(REQUIREMENTS): Would it be possible to write out each entry below exactly, without the pictures?

(PROVIDED RECORDS):
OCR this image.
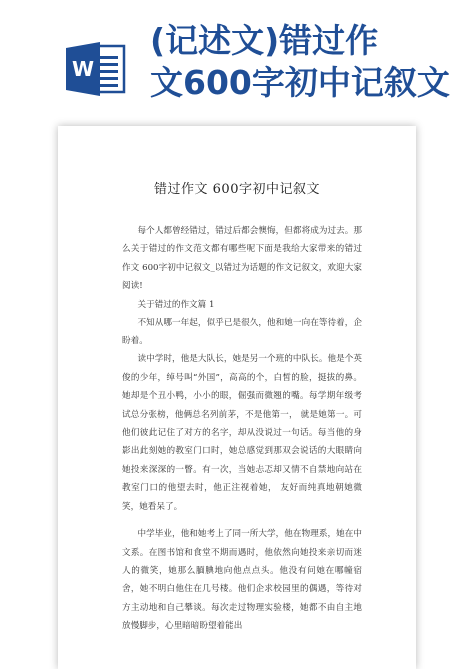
W
(记述文)错过作
文600字初中记叙文
错过作文 600字初中记叙文

每个人都曾经错过，错过后都会懊悔，但都将成为过去。那么关于错过的作文范文都有哪些呢下面是我给大家带来的错过作文 600字初中记叙文_以错过为话题的作文记叙文，欢迎大家阅读!

关于错过的作文篇 1

不知从哪一年起，似乎已是很久，他和她一向在等待着，企盼着。

读中学时，他是大队长，她是另一个班的中队长。他是个英俊的少年，绰号叫“外国”，高高的个，白皙的脸，挺拔的鼻。她却是个丑小鸭，小小的眼，倔强而微翘的嘴。每学期年级考试总分张榜，他俩总名列前茅，不是他第一， 就是她第一。可他们彼此记住了对方的名字，却从没说过一句话。每当他的身影出此刻她的教室门口时，她总感觉到那双会说话的大眼睛向她投来深深的一瞥。有一次，当她忐忑却又情不自禁地向站在教室门口的他望去时，他正注视着她， 友好而纯真地朝她微笑，她看呆了。

中学毕业，他和她考上了同一所大学，他在物理系，她在中文系。在图书馆和食堂不期而遇时，他依然向她投来亲切而迷人的微笑，她那么腼腆地向他点点头。他没有问她在哪幢宿舍，她不明白他住在几号楼。他们企求校园里的偶遇，等待对方主动地和自己攀谈。每次走过物理实验楼，她都不由自主地放慢脚步，心里暗暗盼望着能出
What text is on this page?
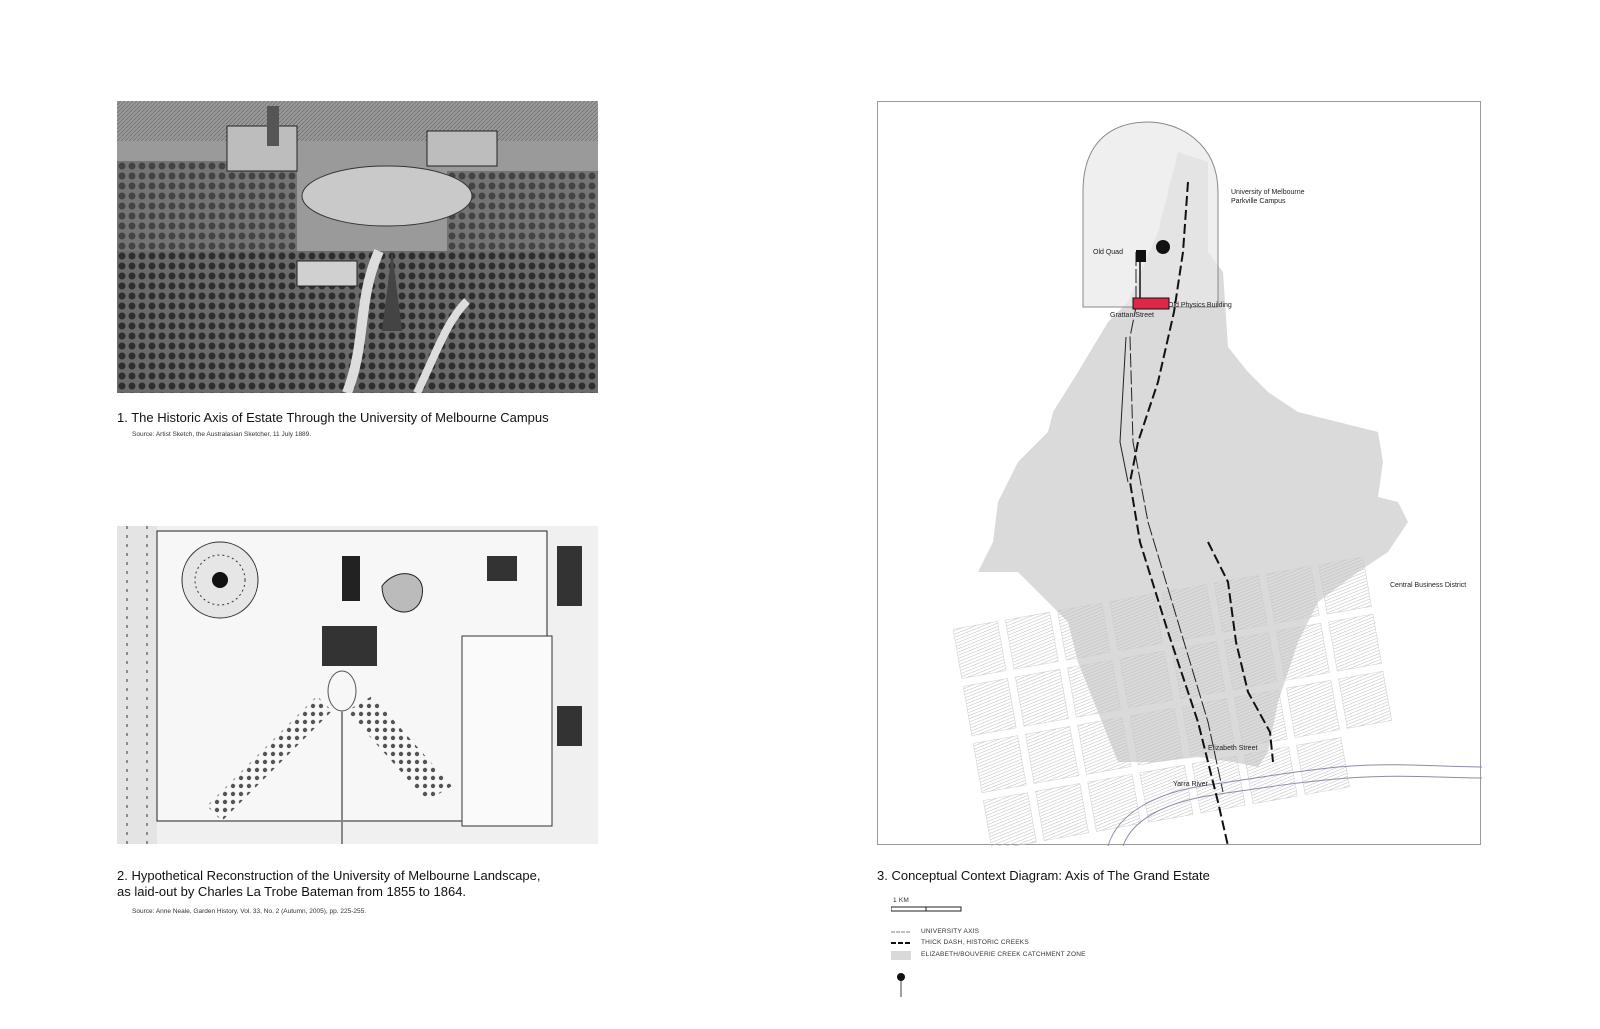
1. The Historic Axis of Estate Through the University of Melbourne Campus
Source: Artist Sketch, the Australasian Sketcher, 11 July 1889.
2. Hypothetical Reconstruction of the University of Melbourne Landscape,
as laid-out by Charles La Trobe Bateman from 1855 to 1864.
Source: Anne Neale, Garden History, Vol. 33, No. 2 (Autumn, 2005), pp. 225-255.
University of Melbourne
Parkville Campus
Old Quad
Old Physics Building
Grattan Street
Central Business District
Elizabeth Street
Yarra River
3. Conceptual Context Diagram: Axis of The Grand Estate
1 KM
UNIVERSITY AXIS
THICK DASH, HISTORIC CREEKS
ELIZABETH/BOUVERIE CREEK CATCHMENT ZONE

(ANSWER TO THE TASK):
OCR this image.
W
(记述文)错过作
文600字初中记叙文
错过作文 600字初中记叙文

每个人都曾经错过，错过后都会懊悔，但都将成为过去。那么关于错过的作文范文都有哪些呢下面是我给大家带来的错过作文 600字初中记叙文_以错过为话题的作文记叙文，欢迎大家阅读!

关于错过的作文篇 1

不知从哪一年起，似乎已是很久，他和她一向在等待着，企盼着。

读中学时，他是大队长，她是另一个班的中队长。他是个英俊的少年，绰号叫“外国”，高高的个，白皙的脸，挺拔的鼻。她却是个丑小鸭，小小的眼，倔强而微翘的嘴。每学期年级考试总分张榜，他俩总名列前茅，不是他第一， 就是她第一。可他们彼此记住了对方的名字，却从没说过一句话。每当他的身影出此刻她的教室门口时，她总感觉到那双会说话的大眼睛向她投来深深的一瞥。有一次，当她忐忑却又情不自禁地向站在教室门口的他望去时，他正注视着她， 友好而纯真地朝她微笑，她看呆了。

中学毕业，他和她考上了同一所大学，他在物理系，她在中文系。在图书馆和食堂不期而遇时，他依然向她投来亲切而迷人的微笑，她那么腼腆地向他点点头。他没有问她在哪幢宿舍，她不明白他住在几号楼。他们企求校园里的偶遇，等待对方主动地和自己攀谈。每次走过物理实验楼，她都不由自主地放慢脚步，心里暗暗盼望着能出
What text is on this page?
1. The Historic Axis of Estate Through the University of Melbourne Campus
Source: Artist Sketch, the Australasian Sketcher, 11 July 1889.
2. Hypothetical Reconstruction of the University of Melbourne Landscape,
as laid-out by Charles La Trobe Bateman from 1855 to 1864.
Source: Anne Neale, Garden History, Vol. 33, No. 2 (Autumn, 2005), pp. 225-255.
University of Melbourne
Parkville Campus
Old Quad
Old Physics Building
Grattan Street
Central Business District
Elizabeth Street
Yarra River
3. Conceptual Context Diagram: Axis of The Grand Estate
1 KM
UNIVERSITY AXIS
THICK DASH, HISTORIC CREEKS
ELIZABETH/BOUVERIE CREEK CATCHMENT ZONE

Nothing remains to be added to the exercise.